■ WRITTEN PROBLEM ■
Show every line that has the string "pvalue" in it.

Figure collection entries
<<<<

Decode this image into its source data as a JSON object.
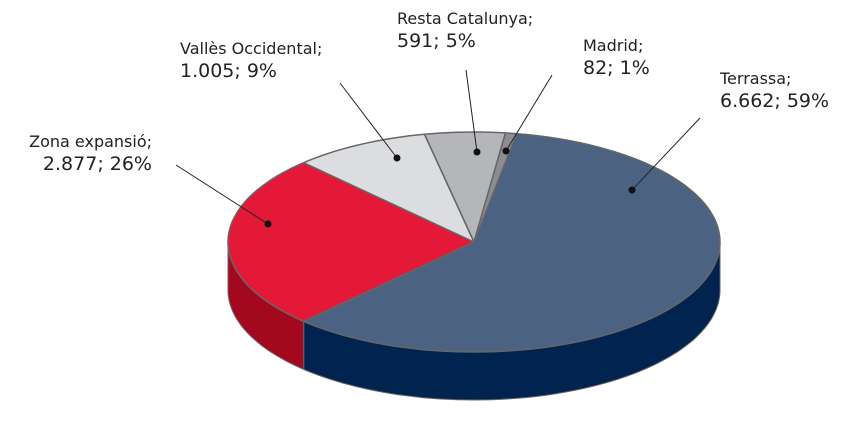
{
  "chart_data": {
    "type": "pie",
    "categories": [
      "Terrassa;",
      "Zona expansió;",
      "Vallès Occidental;",
      "Resta Catalunya;",
      "Madrid;"
    ],
    "values": [
      6662,
      2877,
      1005,
      591,
      82
    ],
    "value_labels": [
      "6.662; 59%",
      "2.877; 26%",
      "1.005; 9%",
      "591; 5%",
      "82; 1%"
    ],
    "colors": [
      "#4b6282",
      "#e31937",
      "#dcdde0",
      "#b5b6ba",
      "#8c8d90"
    ],
    "side_colors": [
      "#00234f",
      "#a3081f",
      "#b8b9bc",
      "#939498",
      "#6e6f72"
    ]
  }
}
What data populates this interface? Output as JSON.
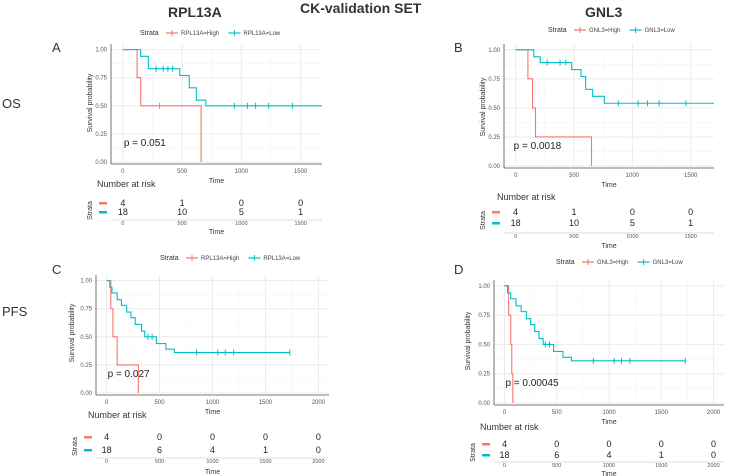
{
  "figure_title": "CK-validation SET",
  "row_labels": {
    "os": "OS",
    "pfs": "PFS"
  },
  "gene_labels": {
    "rpl13a": "RPL13A",
    "gnl3": "GNL3"
  },
  "colors": {
    "high": "#F8766D",
    "low": "#00BFC4",
    "grid": "#EBEBEB",
    "axis": "#4D4D4D"
  },
  "chart_data": [
    {
      "panel": "A",
      "type": "line",
      "title": "RPL13A",
      "row": "OS",
      "xlabel": "Time",
      "ylabel": "Survival probability",
      "xlim": [
        -100,
        1680
      ],
      "ylim": [
        0,
        1.05
      ],
      "xticks": [
        0,
        500,
        1000,
        1500
      ],
      "yticks": [
        0.0,
        0.25,
        0.5,
        0.75,
        1.0
      ],
      "ytick_labels": [
        "0.00",
        "0.25",
        "0.50",
        "0.75",
        "1.00"
      ],
      "legend_title": "Strata",
      "legend_position": "top",
      "series": [
        {
          "name": "RPL13A=High",
          "color": "#F8766D",
          "steps": [
            [
              0,
              1.0
            ],
            [
              120,
              0.75
            ],
            [
              150,
              0.5
            ],
            [
              660,
              0.0
            ]
          ],
          "end": 660,
          "censor": [
            [
              310,
              0.5
            ]
          ]
        },
        {
          "name": "RPL13A=Low",
          "color": "#00BFC4",
          "steps": [
            [
              0,
              1.0
            ],
            [
              150,
              0.94
            ],
            [
              215,
              0.83
            ],
            [
              480,
              0.77
            ],
            [
              560,
              0.66
            ],
            [
              620,
              0.55
            ],
            [
              700,
              0.5
            ]
          ],
          "end": 1680,
          "censor": [
            [
              280,
              0.83
            ],
            [
              340,
              0.83
            ],
            [
              380,
              0.83
            ],
            [
              420,
              0.83
            ],
            [
              940,
              0.5
            ],
            [
              1050,
              0.5
            ],
            [
              1120,
              0.5
            ],
            [
              1230,
              0.5
            ],
            [
              1430,
              0.5
            ]
          ]
        }
      ],
      "pvalue": "p = 0.051",
      "risk_table": {
        "title": "Number at risk",
        "strata_label": "Strata",
        "xlabel": "Time",
        "time_points": [
          0,
          500,
          1000,
          1500
        ],
        "rows": [
          {
            "name": "High",
            "color": "#F8766D",
            "counts": [
              4,
              1,
              0,
              0
            ]
          },
          {
            "name": "Low",
            "color": "#00BFC4",
            "counts": [
              18,
              10,
              5,
              1
            ]
          }
        ]
      }
    },
    {
      "panel": "B",
      "type": "line",
      "title": "GNL3",
      "row": "OS",
      "xlabel": "Time",
      "ylabel": "Survival probability",
      "xlim": [
        -100,
        1700
      ],
      "ylim": [
        0,
        1.05
      ],
      "xticks": [
        0,
        500,
        1000,
        1500
      ],
      "yticks": [
        0.0,
        0.25,
        0.5,
        0.75,
        1.0
      ],
      "ytick_labels": [
        "0.00",
        "0.25",
        "0.50",
        "0.75",
        "1.00"
      ],
      "legend_title": "Strata",
      "legend_position": "top",
      "series": [
        {
          "name": "GNL3=High",
          "color": "#F8766D",
          "steps": [
            [
              0,
              1.0
            ],
            [
              105,
              0.75
            ],
            [
              145,
              0.5
            ],
            [
              170,
              0.25
            ],
            [
              650,
              0.0
            ]
          ],
          "end": 650,
          "censor": []
        },
        {
          "name": "GNL3=Low",
          "color": "#00BFC4",
          "steps": [
            [
              0,
              1.0
            ],
            [
              155,
              0.94
            ],
            [
              210,
              0.89
            ],
            [
              480,
              0.83
            ],
            [
              560,
              0.77
            ],
            [
              600,
              0.66
            ],
            [
              660,
              0.6
            ],
            [
              760,
              0.54
            ]
          ],
          "end": 1700,
          "censor": [
            [
              270,
              0.89
            ],
            [
              380,
              0.89
            ],
            [
              430,
              0.89
            ],
            [
              880,
              0.54
            ],
            [
              1050,
              0.54
            ],
            [
              1130,
              0.54
            ],
            [
              1230,
              0.54
            ],
            [
              1460,
              0.54
            ]
          ]
        }
      ],
      "pvalue": "p = 0.0018",
      "risk_table": {
        "title": "Number at risk",
        "strata_label": "Strata",
        "xlabel": "Time",
        "time_points": [
          0,
          500,
          1000,
          1500
        ],
        "rows": [
          {
            "name": "High",
            "color": "#F8766D",
            "counts": [
              4,
              1,
              0,
              0
            ]
          },
          {
            "name": "Low",
            "color": "#00BFC4",
            "counts": [
              18,
              10,
              5,
              1
            ]
          }
        ]
      }
    },
    {
      "panel": "C",
      "type": "line",
      "title": "",
      "row": "PFS",
      "xlabel": "Time",
      "ylabel": "Survival probability",
      "xlim": [
        -100,
        2100
      ],
      "ylim": [
        0,
        1.05
      ],
      "xticks": [
        0,
        500,
        1000,
        1500,
        2000
      ],
      "yticks": [
        0.0,
        0.25,
        0.5,
        0.75,
        1.0
      ],
      "ytick_labels": [
        "0.00",
        "0.25",
        "0.50",
        "0.75",
        "1.00"
      ],
      "legend_title": "Strata",
      "legend_position": "top",
      "series": [
        {
          "name": "RPL13A=High",
          "color": "#F8766D",
          "steps": [
            [
              0,
              1.0
            ],
            [
              40,
              0.75
            ],
            [
              60,
              0.5
            ],
            [
              100,
              0.25
            ],
            [
              300,
              0.0
            ]
          ],
          "end": 300,
          "censor": []
        },
        {
          "name": "RPL13A=Low",
          "color": "#00BFC4",
          "steps": [
            [
              0,
              1.0
            ],
            [
              30,
              0.94
            ],
            [
              50,
              0.89
            ],
            [
              100,
              0.83
            ],
            [
              140,
              0.78
            ],
            [
              190,
              0.72
            ],
            [
              230,
              0.67
            ],
            [
              270,
              0.61
            ],
            [
              330,
              0.55
            ],
            [
              360,
              0.5
            ],
            [
              470,
              0.44
            ],
            [
              560,
              0.39
            ],
            [
              640,
              0.36
            ]
          ],
          "end": 1730,
          "censor": [
            [
              390,
              0.5
            ],
            [
              430,
              0.5
            ],
            [
              850,
              0.36
            ],
            [
              1050,
              0.36
            ],
            [
              1120,
              0.36
            ],
            [
              1200,
              0.36
            ],
            [
              1730,
              0.36
            ]
          ]
        }
      ],
      "pvalue": "p = 0.027",
      "risk_table": {
        "title": "Number at risk",
        "strata_label": "Strata",
        "xlabel": "Time",
        "time_points": [
          0,
          500,
          1000,
          1500,
          2000
        ],
        "rows": [
          {
            "name": "High",
            "color": "#F8766D",
            "counts": [
              4,
              0,
              0,
              0,
              0
            ]
          },
          {
            "name": "Low",
            "color": "#00BFC4",
            "counts": [
              18,
              6,
              4,
              1,
              0
            ]
          }
        ]
      }
    },
    {
      "panel": "D",
      "type": "line",
      "title": "",
      "row": "PFS",
      "xlabel": "Time",
      "ylabel": "Survival probability",
      "xlim": [
        -100,
        2100
      ],
      "ylim": [
        0,
        1.05
      ],
      "xticks": [
        0,
        500,
        1000,
        1500,
        2000
      ],
      "yticks": [
        0.0,
        0.25,
        0.5,
        0.75,
        1.0
      ],
      "ytick_labels": [
        "0.00",
        "0.25",
        "0.50",
        "0.75",
        "1.00"
      ],
      "legend_title": "Strata",
      "legend_position": "top",
      "series": [
        {
          "name": "GNL3=High",
          "color": "#F8766D",
          "steps": [
            [
              0,
              1.0
            ],
            [
              40,
              0.75
            ],
            [
              60,
              0.5
            ],
            [
              70,
              0.25
            ],
            [
              80,
              0.0
            ]
          ],
          "end": 80,
          "censor": []
        },
        {
          "name": "GNL3=Low",
          "color": "#00BFC4",
          "steps": [
            [
              0,
              1.0
            ],
            [
              30,
              0.94
            ],
            [
              60,
              0.89
            ],
            [
              110,
              0.83
            ],
            [
              160,
              0.78
            ],
            [
              210,
              0.72
            ],
            [
              250,
              0.67
            ],
            [
              290,
              0.61
            ],
            [
              330,
              0.55
            ],
            [
              370,
              0.5
            ],
            [
              470,
              0.44
            ],
            [
              560,
              0.39
            ],
            [
              640,
              0.36
            ]
          ],
          "end": 1730,
          "censor": [
            [
              390,
              0.5
            ],
            [
              430,
              0.5
            ],
            [
              850,
              0.36
            ],
            [
              1050,
              0.36
            ],
            [
              1120,
              0.36
            ],
            [
              1200,
              0.36
            ],
            [
              1730,
              0.36
            ]
          ]
        }
      ],
      "pvalue": "p = 0.00045",
      "risk_table": {
        "title": "Number at risk",
        "strata_label": "Strata",
        "xlabel": "Time",
        "time_points": [
          0,
          500,
          1000,
          1500,
          2000
        ],
        "rows": [
          {
            "name": "High",
            "color": "#F8766D",
            "counts": [
              4,
              0,
              0,
              0,
              0
            ]
          },
          {
            "name": "Low",
            "color": "#00BFC4",
            "counts": [
              18,
              6,
              4,
              1,
              0
            ]
          }
        ]
      }
    }
  ]
}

>>>>

■ EXPECTED ANSWER ■
      "pvalue": "p = 0.051",
      "pvalue": "p = 0.0018",
      "pvalue": "p = 0.027",
      "pvalue": "p = 0.00045",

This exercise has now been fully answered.